**Supplied material**
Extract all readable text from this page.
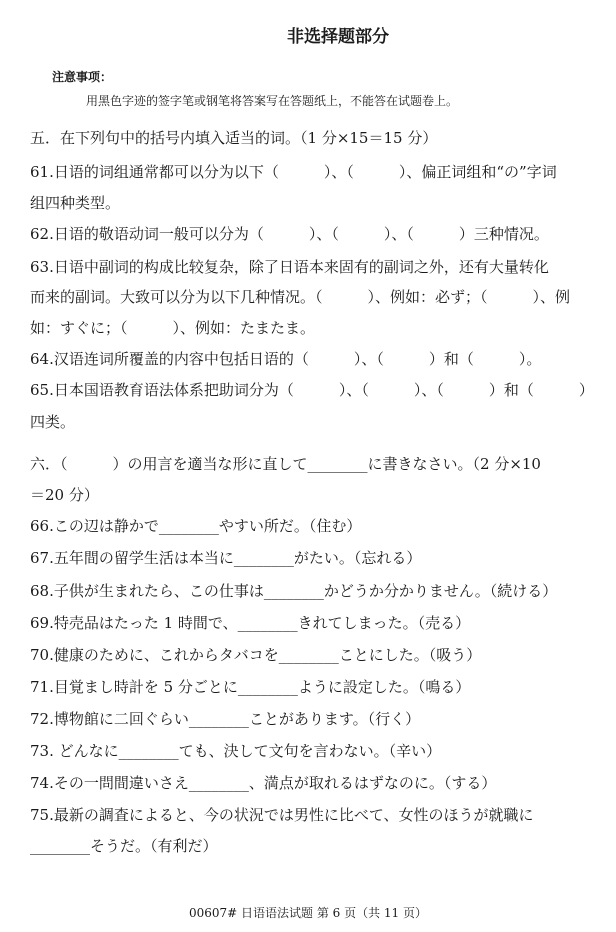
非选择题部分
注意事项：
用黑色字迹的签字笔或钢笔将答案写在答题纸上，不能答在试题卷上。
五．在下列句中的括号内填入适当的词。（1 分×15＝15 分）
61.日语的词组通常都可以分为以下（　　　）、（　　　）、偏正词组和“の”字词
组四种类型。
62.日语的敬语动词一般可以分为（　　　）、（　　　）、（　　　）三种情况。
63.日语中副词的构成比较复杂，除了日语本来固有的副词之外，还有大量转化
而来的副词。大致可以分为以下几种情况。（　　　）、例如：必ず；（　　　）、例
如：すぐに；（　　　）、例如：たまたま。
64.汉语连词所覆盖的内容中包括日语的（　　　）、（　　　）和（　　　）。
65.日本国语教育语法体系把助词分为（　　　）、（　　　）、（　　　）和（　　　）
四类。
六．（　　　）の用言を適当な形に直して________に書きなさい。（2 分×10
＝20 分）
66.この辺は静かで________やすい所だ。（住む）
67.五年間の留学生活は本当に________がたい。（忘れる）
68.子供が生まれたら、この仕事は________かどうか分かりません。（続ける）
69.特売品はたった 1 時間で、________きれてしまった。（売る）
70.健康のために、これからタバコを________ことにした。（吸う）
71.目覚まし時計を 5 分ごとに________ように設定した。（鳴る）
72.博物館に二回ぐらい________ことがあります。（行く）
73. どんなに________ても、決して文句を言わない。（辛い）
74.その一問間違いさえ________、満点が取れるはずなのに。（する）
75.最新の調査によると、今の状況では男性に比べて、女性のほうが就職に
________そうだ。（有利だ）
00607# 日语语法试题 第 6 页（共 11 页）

**Given problem**
Quote the records above in full, dropping each picture.

**Written reply**
Extract all readable text from this page.
非选择题部分
注意事项：
用黑色字迹的签字笔或钢笔将答案写在答题纸上，不能答在试题卷上。
五．在下列句中的括号内填入适当的词。（1 分×15＝15 分）
61.日语的词组通常都可以分为以下（　　　）、（　　　）、偏正词组和“の”字词
组四种类型。
62.日语的敬语动词一般可以分为（　　　）、（　　　）、（　　　）三种情况。
63.日语中副词的构成比较复杂，除了日语本来固有的副词之外，还有大量转化
而来的副词。大致可以分为以下几种情况。（　　　）、例如：必ず；（　　　）、例
如：すぐに；（　　　）、例如：たまたま。
64.汉语连词所覆盖的内容中包括日语的（　　　）、（　　　）和（　　　）。
65.日本国语教育语法体系把助词分为（　　　）、（　　　）、（　　　）和（　　　）
四类。
六．（　　　）の用言を適当な形に直して________に書きなさい。（2 分×10
＝20 分）
66.この辺は静かで________やすい所だ。（住む）
67.五年間の留学生活は本当に________がたい。（忘れる）
68.子供が生まれたら、この仕事は________かどうか分かりません。（続ける）
69.特売品はたった 1 時間で、________きれてしまった。（売る）
70.健康のために、これからタバコを________ことにした。（吸う）
71.目覚まし時計を 5 分ごとに________ように設定した。（鳴る）
72.博物館に二回ぐらい________ことがあります。（行く）
73. どんなに________ても、決して文句を言わない。（辛い）
74.その一問間違いさえ________、満点が取れるはずなのに。（する）
75.最新の調査によると、今の状況では男性に比べて、女性のほうが就職に
________そうだ。（有利だ）
00607# 日语语法试题 第 6 页（共 11 页）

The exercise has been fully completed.